(AIM OF THE EXERCISE)
Rewrite the entries below with every "chevron-down-icon" changed to "caret-down-icon", leaving everything else unchanged.

(EXTRACTED ENTRIES)
<<<<

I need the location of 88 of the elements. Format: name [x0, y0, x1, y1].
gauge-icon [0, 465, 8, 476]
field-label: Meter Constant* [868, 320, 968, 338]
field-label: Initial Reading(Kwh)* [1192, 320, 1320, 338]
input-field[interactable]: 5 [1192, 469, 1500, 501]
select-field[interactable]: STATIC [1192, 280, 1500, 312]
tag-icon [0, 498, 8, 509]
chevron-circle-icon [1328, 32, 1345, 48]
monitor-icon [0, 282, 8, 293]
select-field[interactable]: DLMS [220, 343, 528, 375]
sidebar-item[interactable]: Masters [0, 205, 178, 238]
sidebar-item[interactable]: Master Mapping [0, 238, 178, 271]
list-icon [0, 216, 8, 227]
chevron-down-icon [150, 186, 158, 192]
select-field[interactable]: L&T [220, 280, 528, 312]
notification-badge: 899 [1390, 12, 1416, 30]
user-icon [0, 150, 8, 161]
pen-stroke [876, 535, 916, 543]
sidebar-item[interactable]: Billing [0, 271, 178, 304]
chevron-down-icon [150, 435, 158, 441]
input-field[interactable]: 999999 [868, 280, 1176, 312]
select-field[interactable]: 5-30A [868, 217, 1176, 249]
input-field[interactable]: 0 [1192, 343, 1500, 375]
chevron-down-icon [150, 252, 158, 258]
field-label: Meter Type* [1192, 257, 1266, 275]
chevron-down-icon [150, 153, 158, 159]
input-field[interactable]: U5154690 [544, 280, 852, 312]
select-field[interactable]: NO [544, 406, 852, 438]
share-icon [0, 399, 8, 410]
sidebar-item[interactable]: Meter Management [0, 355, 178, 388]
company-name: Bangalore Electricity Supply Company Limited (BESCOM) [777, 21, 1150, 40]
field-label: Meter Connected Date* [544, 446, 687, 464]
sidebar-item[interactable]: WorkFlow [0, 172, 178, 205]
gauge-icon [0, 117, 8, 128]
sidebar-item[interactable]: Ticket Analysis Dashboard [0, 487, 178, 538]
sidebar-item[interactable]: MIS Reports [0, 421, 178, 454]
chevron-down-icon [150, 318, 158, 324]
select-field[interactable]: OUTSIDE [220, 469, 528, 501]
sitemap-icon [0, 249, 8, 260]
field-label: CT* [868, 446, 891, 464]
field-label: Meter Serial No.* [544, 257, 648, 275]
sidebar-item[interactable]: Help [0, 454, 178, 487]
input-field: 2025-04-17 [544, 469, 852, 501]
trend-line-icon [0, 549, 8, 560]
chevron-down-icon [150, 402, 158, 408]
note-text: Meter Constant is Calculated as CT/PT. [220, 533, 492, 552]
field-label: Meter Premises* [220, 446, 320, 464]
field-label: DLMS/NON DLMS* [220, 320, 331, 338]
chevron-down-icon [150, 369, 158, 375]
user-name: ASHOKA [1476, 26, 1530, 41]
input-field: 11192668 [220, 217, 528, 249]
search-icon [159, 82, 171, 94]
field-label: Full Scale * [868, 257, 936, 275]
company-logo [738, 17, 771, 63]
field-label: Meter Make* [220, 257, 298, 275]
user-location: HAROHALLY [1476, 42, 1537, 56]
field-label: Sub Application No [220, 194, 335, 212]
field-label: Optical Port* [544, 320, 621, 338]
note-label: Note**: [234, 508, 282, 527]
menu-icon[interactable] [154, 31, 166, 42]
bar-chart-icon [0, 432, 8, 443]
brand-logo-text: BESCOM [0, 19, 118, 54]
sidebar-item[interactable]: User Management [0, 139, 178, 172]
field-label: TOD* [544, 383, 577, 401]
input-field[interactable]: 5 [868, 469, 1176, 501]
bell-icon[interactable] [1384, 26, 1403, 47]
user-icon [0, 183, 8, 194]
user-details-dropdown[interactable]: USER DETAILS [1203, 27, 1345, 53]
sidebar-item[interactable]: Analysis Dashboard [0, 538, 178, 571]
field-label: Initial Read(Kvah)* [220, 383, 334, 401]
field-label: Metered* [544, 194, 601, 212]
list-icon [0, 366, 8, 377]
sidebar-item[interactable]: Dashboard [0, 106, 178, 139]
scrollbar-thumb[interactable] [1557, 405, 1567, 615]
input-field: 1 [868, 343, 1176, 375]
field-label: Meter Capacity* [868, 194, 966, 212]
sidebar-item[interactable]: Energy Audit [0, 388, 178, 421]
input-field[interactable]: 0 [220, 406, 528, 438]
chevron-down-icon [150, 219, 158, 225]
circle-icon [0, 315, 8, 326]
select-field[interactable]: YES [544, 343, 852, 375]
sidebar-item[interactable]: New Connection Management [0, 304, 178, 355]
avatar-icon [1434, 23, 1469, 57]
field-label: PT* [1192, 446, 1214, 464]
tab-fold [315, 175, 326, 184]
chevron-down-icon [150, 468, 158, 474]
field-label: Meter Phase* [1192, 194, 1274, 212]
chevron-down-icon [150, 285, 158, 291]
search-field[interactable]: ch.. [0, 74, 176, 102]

>>>>

(RESULT)
I need the location of 88 of the elements. Format: name [x0, y0, x1, y1].
gauge-icon [0, 465, 8, 476]
field-label: Meter Constant* [868, 320, 968, 338]
field-label: Initial Reading(Kwh)* [1192, 320, 1320, 338]
input-field[interactable]: 5 [1192, 469, 1500, 501]
select-field[interactable]: STATIC [1192, 280, 1500, 312]
tag-icon [0, 498, 8, 509]
chevron-circle-icon [1328, 32, 1345, 48]
monitor-icon [0, 282, 8, 293]
select-field[interactable]: DLMS [220, 343, 528, 375]
sidebar-item[interactable]: Masters [0, 205, 178, 238]
sidebar-item[interactable]: Master Mapping [0, 238, 178, 271]
list-icon [0, 216, 8, 227]
caret-down-icon [150, 186, 158, 192]
select-field[interactable]: L&T [220, 280, 528, 312]
notification-badge: 899 [1390, 12, 1416, 30]
user-icon [0, 150, 8, 161]
pen-stroke [876, 535, 916, 543]
sidebar-item[interactable]: Billing [0, 271, 178, 304]
caret-down-icon [150, 435, 158, 441]
input-field[interactable]: 999999 [868, 280, 1176, 312]
select-field[interactable]: 5-30A [868, 217, 1176, 249]
input-field[interactable]: 0 [1192, 343, 1500, 375]
caret-down-icon [150, 252, 158, 258]
field-label: Meter Type* [1192, 257, 1266, 275]
caret-down-icon [150, 153, 158, 159]
input-field[interactable]: U5154690 [544, 280, 852, 312]
select-field[interactable]: NO [544, 406, 852, 438]
share-icon [0, 399, 8, 410]
sidebar-item[interactable]: Meter Management [0, 355, 178, 388]
company-name: Bangalore Electricity Supply Company Limited (BESCOM) [777, 21, 1150, 40]
field-label: Meter Connected Date* [544, 446, 687, 464]
sidebar-item[interactable]: WorkFlow [0, 172, 178, 205]
gauge-icon [0, 117, 8, 128]
sidebar-item[interactable]: Ticket Analysis Dashboard [0, 487, 178, 538]
sidebar-item[interactable]: MIS Reports [0, 421, 178, 454]
caret-down-icon [150, 318, 158, 324]
select-field[interactable]: OUTSIDE [220, 469, 528, 501]
sitemap-icon [0, 249, 8, 260]
field-label: CT* [868, 446, 891, 464]
field-label: Meter Serial No.* [544, 257, 648, 275]
sidebar-item[interactable]: Help [0, 454, 178, 487]
input-field: 2025-04-17 [544, 469, 852, 501]
trend-line-icon [0, 549, 8, 560]
caret-down-icon [150, 402, 158, 408]
note-text: Meter Constant is Calculated as CT/PT. [220, 533, 492, 552]
field-label: Meter Premises* [220, 446, 320, 464]
field-label: DLMS/NON DLMS* [220, 320, 331, 338]
caret-down-icon [150, 369, 158, 375]
user-name: ASHOKA [1476, 26, 1530, 41]
input-field: 11192668 [220, 217, 528, 249]
search-icon [159, 82, 171, 94]
field-label: Full Scale * [868, 257, 936, 275]
company-logo [738, 17, 771, 63]
field-label: Meter Make* [220, 257, 298, 275]
user-location: HAROHALLY [1476, 42, 1537, 56]
field-label: Sub Application No [220, 194, 335, 212]
field-label: Optical Port* [544, 320, 621, 338]
note-label: Note**: [234, 508, 282, 527]
menu-icon[interactable] [154, 31, 166, 42]
bar-chart-icon [0, 432, 8, 443]
brand-logo-text: BESCOM [0, 19, 118, 54]
sidebar-item[interactable]: User Management [0, 139, 178, 172]
field-label: TOD* [544, 383, 577, 401]
input-field[interactable]: 5 [868, 469, 1176, 501]
bell-icon[interactable] [1384, 26, 1403, 47]
user-icon [0, 183, 8, 194]
user-details-dropdown[interactable]: USER DETAILS [1203, 27, 1345, 53]
sidebar-item[interactable]: Analysis Dashboard [0, 538, 178, 571]
field-label: Initial Read(Kvah)* [220, 383, 334, 401]
field-label: Metered* [544, 194, 601, 212]
list-icon [0, 366, 8, 377]
sidebar-item[interactable]: Dashboard [0, 106, 178, 139]
scrollbar-thumb[interactable] [1557, 405, 1567, 615]
input-field: 1 [868, 343, 1176, 375]
field-label: Meter Capacity* [868, 194, 966, 212]
sidebar-item[interactable]: Energy Audit [0, 388, 178, 421]
input-field[interactable]: 0 [220, 406, 528, 438]
caret-down-icon [150, 219, 158, 225]
circle-icon [0, 315, 8, 326]
select-field[interactable]: YES [544, 343, 852, 375]
sidebar-item[interactable]: New Connection Management [0, 304, 178, 355]
avatar-icon [1434, 23, 1469, 57]
field-label: PT* [1192, 446, 1214, 464]
tab-fold [315, 175, 326, 184]
caret-down-icon [150, 468, 158, 474]
field-label: Meter Phase* [1192, 194, 1274, 212]
caret-down-icon [150, 285, 158, 291]
search-field[interactable]: ch.. [0, 74, 176, 102]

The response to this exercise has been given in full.